- **Exercise task**:
Return all of the entries word for word, but omit the pictures they contain.

Lines of data
###

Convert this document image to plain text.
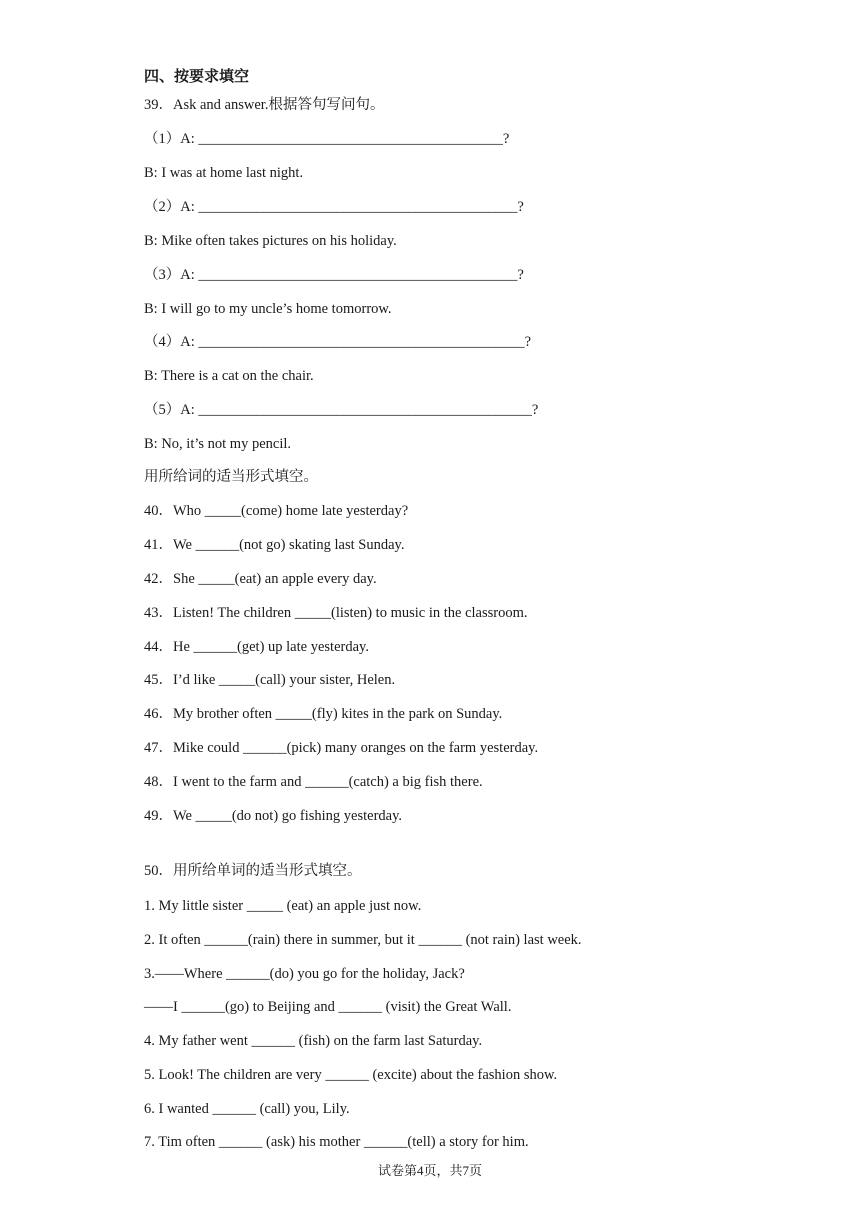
四、按要求填空
39．Ask and answer.根据答句写问句。
（1）A: __________________________________________?
B: I was at home last night.
（2）A: ____________________________________________?
B: Mike often takes pictures on his holiday.
（3）A: ____________________________________________?
B: I will go to my uncle’s home tomorrow.
（4）A: _____________________________________________?
B: There is a cat on the chair.
（5）A: ______________________________________________?
B: No, it’s not my pencil.
用所给词的适当形式填空。
40．Who _____(come) home late yesterday?
41．We ______(not go) skating last Sunday.
42．She _____(eat) an apple every day.
43．Listen! The children _____(listen) to music in the classroom.
44．He ______(get) up late yesterday.
45．I’d like _____(call) your sister, Helen.
46．My brother often _____(fly) kites in the park on Sunday.
47．Mike could ______(pick) many oranges on the farm yesterday.
48．I went to the farm and ______(catch) a big fish there.
49．We _____(do not) go fishing yesterday.
50．用所给单词的适当形式填空。
1. My little sister _____ (eat) an apple just now.
2. It often ______(rain) there in summer, but it ______ (not rain) last week.
3.——Where ______(do) you go for the holiday, Jack?
——I ______(go) to Beijing and ______ (visit) the Great Wall.
4. My father went ______ (fish) on the farm last Saturday.
5. Look! The children are very ______ (excite) about the fashion show.
6. I wanted ______ (call) you, Lily.
7. Tim often ______ (ask) his mother ______(tell) a story for him.
试卷第4页，共7页
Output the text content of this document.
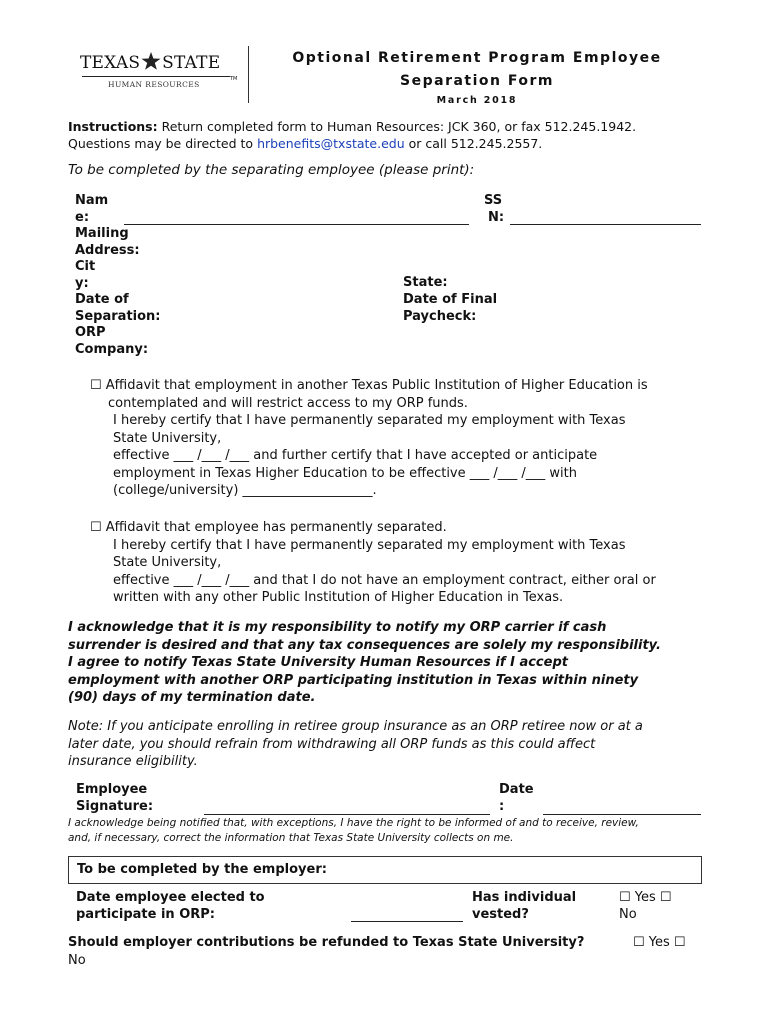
TEXAS STATE
HUMAN RESOURCES
TM
Optional Retirement Program Employee
Separation Form
March 2018
Instructions: Return completed form to Human Resources: JCK 360, or fax 512.245.1942.
Questions may be directed to hrbenefits@txstate.edu or call 512.245.2557.
To be completed by the separating employee (please print):
Nam
e:
SS
N:
Mailing
Address:
Cit
y:	State:
Date of
Separation:
Date of Final
Paycheck:
ORP
Company:
☐ Affidavit that employment in another Texas Public Institution of Higher Education is
contemplated and will restrict access to my ORP funds.
I hereby certify that I have permanently separated my employment with Texas
State University,
effective ___ /___ /___ and further certify that I have accepted or anticipate
employment in Texas Higher Education to be effective ___ /___ /___ with
(college/university) ____________________.
☐ Affidavit that employee has permanently separated.
I hereby certify that I have permanently separated my employment with Texas
State University,
effective ___ /___ /___ and that I do not have an employment contract, either oral or
written with any other Public Institution of Higher Education in Texas.
I acknowledge that it is my responsibility to notify my ORP carrier if cash
surrender is desired and that any tax consequences are solely my responsibility.
I agree to notify Texas State University Human Resources if I accept
employment with another ORP participating institution in Texas within ninety
(90) days of my termination date.
Note: If you anticipate enrolling in retiree group insurance as an ORP retiree now or at a
later date, you should refrain from withdrawing all ORP funds as this could affect
insurance eligibility.
Employee
Signature:
Date
:
I acknowledge being notified that, with exceptions, I have the right to be informed of and to receive, review,
and, if necessary, correct the information that Texas State University collects on me.
To be completed by the employer:
Date employee elected to
participate in ORP:
Has individual
vested?
☐ Yes ☐
No
Should employer contributions be refunded to Texas State University?	☐ Yes ☐
No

###

- **Solution**:
Convert this document image to plain text.
四、按要求填空
39．Ask and answer.根据答句写问句。
（1）A: __________________________________________?
B: I was at home last night.
（2）A: ____________________________________________?
B: Mike often takes pictures on his holiday.
（3）A: ____________________________________________?
B: I will go to my uncle’s home tomorrow.
（4）A: _____________________________________________?
B: There is a cat on the chair.
（5）A: ______________________________________________?
B: No, it’s not my pencil.
用所给词的适当形式填空。
40．Who _____(come) home late yesterday?
41．We ______(not go) skating last Sunday.
42．She _____(eat) an apple every day.
43．Listen! The children _____(listen) to music in the classroom.
44．He ______(get) up late yesterday.
45．I’d like _____(call) your sister, Helen.
46．My brother often _____(fly) kites in the park on Sunday.
47．Mike could ______(pick) many oranges on the farm yesterday.
48．I went to the farm and ______(catch) a big fish there.
49．We _____(do not) go fishing yesterday.
50．用所给单词的适当形式填空。
1. My little sister _____ (eat) an apple just now.
2. It often ______(rain) there in summer, but it ______ (not rain) last week.
3.——Where ______(do) you go for the holiday, Jack?
——I ______(go) to Beijing and ______ (visit) the Great Wall.
4. My father went ______ (fish) on the farm last Saturday.
5. Look! The children are very ______ (excite) about the fashion show.
6. I wanted ______ (call) you, Lily.
7. Tim often ______ (ask) his mother ______(tell) a story for him.
试卷第4页，共7页
Output the text content of this document.
TEXAS STATE
HUMAN RESOURCES
TM
Optional Retirement Program Employee
Separation Form
March 2018
Instructions: Return completed form to Human Resources: JCK 360, or fax 512.245.1942.
Questions may be directed to hrbenefits@txstate.edu or call 512.245.2557.
To be completed by the separating employee (please print):
Nam
e:
SS
N:
Mailing
Address:
Cit
y:	State:
Date of
Separation:
Date of Final
Paycheck:
ORP
Company:
☐ Affidavit that employment in another Texas Public Institution of Higher Education is
contemplated and will restrict access to my ORP funds.
I hereby certify that I have permanently separated my employment with Texas
State University,
effective ___ /___ /___ and further certify that I have accepted or anticipate
employment in Texas Higher Education to be effective ___ /___ /___ with
(college/university) ____________________.
☐ Affidavit that employee has permanently separated.
I hereby certify that I have permanently separated my employment with Texas
State University,
effective ___ /___ /___ and that I do not have an employment contract, either oral or
written with any other Public Institution of Higher Education in Texas.
I acknowledge that it is my responsibility to notify my ORP carrier if cash
surrender is desired and that any tax consequences are solely my responsibility.
I agree to notify Texas State University Human Resources if I accept
employment with another ORP participating institution in Texas within ninety
(90) days of my termination date.
Note: If you anticipate enrolling in retiree group insurance as an ORP retiree now or at a
later date, you should refrain from withdrawing all ORP funds as this could affect
insurance eligibility.
Employee
Signature:
Date
:
I acknowledge being notified that, with exceptions, I have the right to be informed of and to receive, review,
and, if necessary, correct the information that Texas State University collects on me.
To be completed by the employer:
Date employee elected to
participate in ORP:
Has individual
vested?
☐ Yes ☐
No
Should employer contributions be refunded to Texas State University?	☐ Yes ☐
No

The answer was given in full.